Your objective:
Leave out the pictures and restate the rest of the data exactly.

Task data:
# # # # # # #
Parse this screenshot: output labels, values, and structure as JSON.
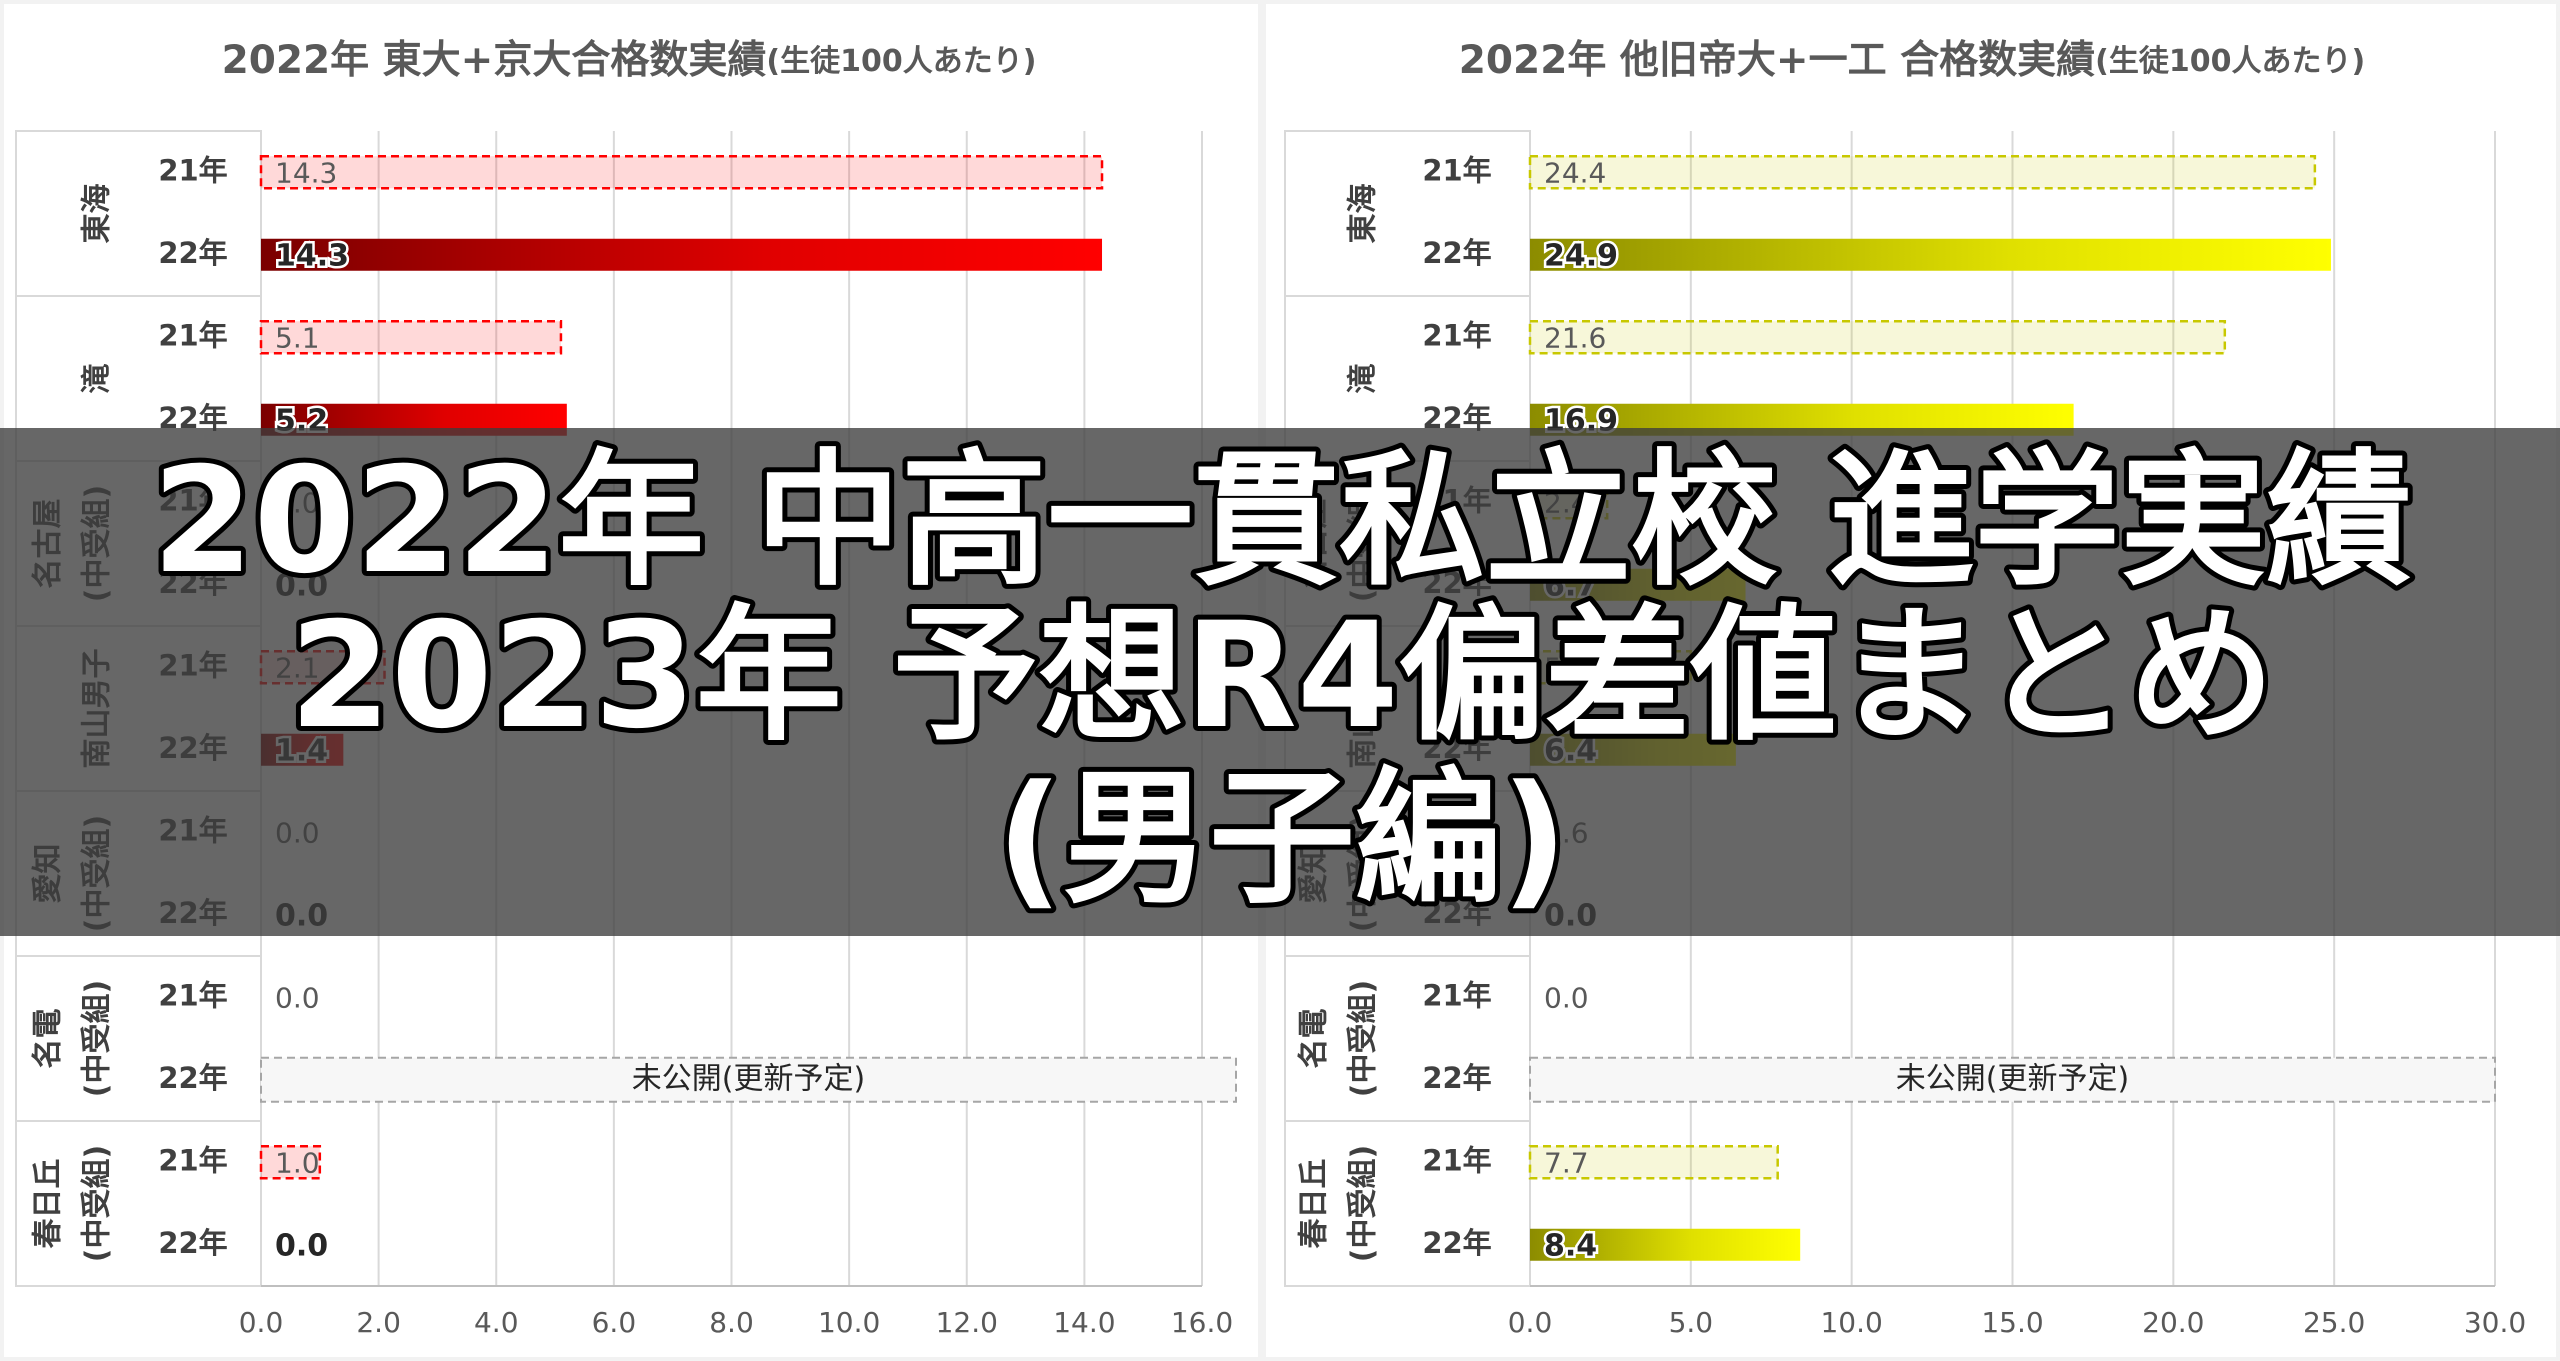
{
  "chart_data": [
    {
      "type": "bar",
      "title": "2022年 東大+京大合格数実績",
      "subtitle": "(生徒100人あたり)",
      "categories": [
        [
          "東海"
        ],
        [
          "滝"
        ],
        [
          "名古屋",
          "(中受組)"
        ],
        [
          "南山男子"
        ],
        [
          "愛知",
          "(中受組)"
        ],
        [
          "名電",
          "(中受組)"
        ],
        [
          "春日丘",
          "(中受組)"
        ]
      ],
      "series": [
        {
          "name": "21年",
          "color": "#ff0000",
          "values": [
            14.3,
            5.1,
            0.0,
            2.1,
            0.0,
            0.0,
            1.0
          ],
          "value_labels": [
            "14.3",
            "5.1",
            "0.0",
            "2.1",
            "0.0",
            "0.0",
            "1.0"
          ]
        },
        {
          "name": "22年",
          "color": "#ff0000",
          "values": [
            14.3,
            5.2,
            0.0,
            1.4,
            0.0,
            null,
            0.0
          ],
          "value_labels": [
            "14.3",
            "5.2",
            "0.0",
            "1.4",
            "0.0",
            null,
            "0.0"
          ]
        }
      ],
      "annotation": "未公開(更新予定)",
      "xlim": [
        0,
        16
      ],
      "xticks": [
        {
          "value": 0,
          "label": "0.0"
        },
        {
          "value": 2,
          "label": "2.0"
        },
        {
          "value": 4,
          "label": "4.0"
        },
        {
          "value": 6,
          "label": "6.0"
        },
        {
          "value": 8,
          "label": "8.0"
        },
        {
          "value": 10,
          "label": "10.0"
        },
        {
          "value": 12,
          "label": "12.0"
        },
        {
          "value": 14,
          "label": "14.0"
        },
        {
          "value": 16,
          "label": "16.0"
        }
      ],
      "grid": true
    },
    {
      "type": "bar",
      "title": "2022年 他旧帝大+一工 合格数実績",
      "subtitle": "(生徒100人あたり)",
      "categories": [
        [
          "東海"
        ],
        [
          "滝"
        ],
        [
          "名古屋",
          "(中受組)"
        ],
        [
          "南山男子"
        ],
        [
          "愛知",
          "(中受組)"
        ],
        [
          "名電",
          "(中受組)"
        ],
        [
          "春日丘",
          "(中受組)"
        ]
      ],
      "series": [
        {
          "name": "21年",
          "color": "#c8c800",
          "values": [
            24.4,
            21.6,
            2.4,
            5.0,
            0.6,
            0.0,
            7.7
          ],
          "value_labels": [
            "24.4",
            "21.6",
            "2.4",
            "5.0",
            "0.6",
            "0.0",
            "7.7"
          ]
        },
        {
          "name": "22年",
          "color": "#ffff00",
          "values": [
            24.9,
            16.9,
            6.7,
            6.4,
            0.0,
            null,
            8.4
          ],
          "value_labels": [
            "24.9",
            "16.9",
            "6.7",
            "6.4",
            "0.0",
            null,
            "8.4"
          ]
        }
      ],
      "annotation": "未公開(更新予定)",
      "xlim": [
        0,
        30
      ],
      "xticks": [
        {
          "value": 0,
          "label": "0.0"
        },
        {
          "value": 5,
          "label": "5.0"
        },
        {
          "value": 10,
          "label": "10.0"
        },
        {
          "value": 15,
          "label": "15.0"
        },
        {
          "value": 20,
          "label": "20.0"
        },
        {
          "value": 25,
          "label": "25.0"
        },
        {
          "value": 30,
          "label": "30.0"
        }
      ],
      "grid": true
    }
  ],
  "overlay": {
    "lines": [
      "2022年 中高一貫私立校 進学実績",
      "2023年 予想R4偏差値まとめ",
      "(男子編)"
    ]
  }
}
# # # # # # #
Written answer:
Parse this screenshot: output labels, values, and structure as JSON.
{
  "chart_data": [
    {
      "type": "bar",
      "title": "2022年 東大+京大合格数実績",
      "subtitle": "(生徒100人あたり)",
      "categories": [
        [
          "東海"
        ],
        [
          "滝"
        ],
        [
          "名古屋",
          "(中受組)"
        ],
        [
          "南山男子"
        ],
        [
          "愛知",
          "(中受組)"
        ],
        [
          "名電",
          "(中受組)"
        ],
        [
          "春日丘",
          "(中受組)"
        ]
      ],
      "series": [
        {
          "name": "21年",
          "color": "#ff0000",
          "values": [
            14.3,
            5.1,
            0.0,
            2.1,
            0.0,
            0.0,
            1.0
          ],
          "value_labels": [
            "14.3",
            "5.1",
            "0.0",
            "2.1",
            "0.0",
            "0.0",
            "1.0"
          ]
        },
        {
          "name": "22年",
          "color": "#ff0000",
          "values": [
            14.3,
            5.2,
            0.0,
            1.4,
            0.0,
            null,
            0.0
          ],
          "value_labels": [
            "14.3",
            "5.2",
            "0.0",
            "1.4",
            "0.0",
            null,
            "0.0"
          ]
        }
      ],
      "annotation": "未公開(更新予定)",
      "xlim": [
        0,
        16
      ],
      "xticks": [
        {
          "value": 0,
          "label": "0.0"
        },
        {
          "value": 2,
          "label": "2.0"
        },
        {
          "value": 4,
          "label": "4.0"
        },
        {
          "value": 6,
          "label": "6.0"
        },
        {
          "value": 8,
          "label": "8.0"
        },
        {
          "value": 10,
          "label": "10.0"
        },
        {
          "value": 12,
          "label": "12.0"
        },
        {
          "value": 14,
          "label": "14.0"
        },
        {
          "value": 16,
          "label": "16.0"
        }
      ],
      "grid": true
    },
    {
      "type": "bar",
      "title": "2022年 他旧帝大+一工 合格数実績",
      "subtitle": "(生徒100人あたり)",
      "categories": [
        [
          "東海"
        ],
        [
          "滝"
        ],
        [
          "名古屋",
          "(中受組)"
        ],
        [
          "南山男子"
        ],
        [
          "愛知",
          "(中受組)"
        ],
        [
          "名電",
          "(中受組)"
        ],
        [
          "春日丘",
          "(中受組)"
        ]
      ],
      "series": [
        {
          "name": "21年",
          "color": "#c8c800",
          "values": [
            24.4,
            21.6,
            2.4,
            5.0,
            0.6,
            0.0,
            7.7
          ],
          "value_labels": [
            "24.4",
            "21.6",
            "2.4",
            "5.0",
            "0.6",
            "0.0",
            "7.7"
          ]
        },
        {
          "name": "22年",
          "color": "#ffff00",
          "values": [
            24.9,
            16.9,
            6.7,
            6.4,
            0.0,
            null,
            8.4
          ],
          "value_labels": [
            "24.9",
            "16.9",
            "6.7",
            "6.4",
            "0.0",
            null,
            "8.4"
          ]
        }
      ],
      "annotation": "未公開(更新予定)",
      "xlim": [
        0,
        30
      ],
      "xticks": [
        {
          "value": 0,
          "label": "0.0"
        },
        {
          "value": 5,
          "label": "5.0"
        },
        {
          "value": 10,
          "label": "10.0"
        },
        {
          "value": 15,
          "label": "15.0"
        },
        {
          "value": 20,
          "label": "20.0"
        },
        {
          "value": 25,
          "label": "25.0"
        },
        {
          "value": 30,
          "label": "30.0"
        }
      ],
      "grid": true
    }
  ],
  "overlay": {
    "lines": [
      "2022年 中高一貫私立校 進学実績",
      "2023年 予想R4偏差値まとめ",
      "(男子編)"
    ]
  }
}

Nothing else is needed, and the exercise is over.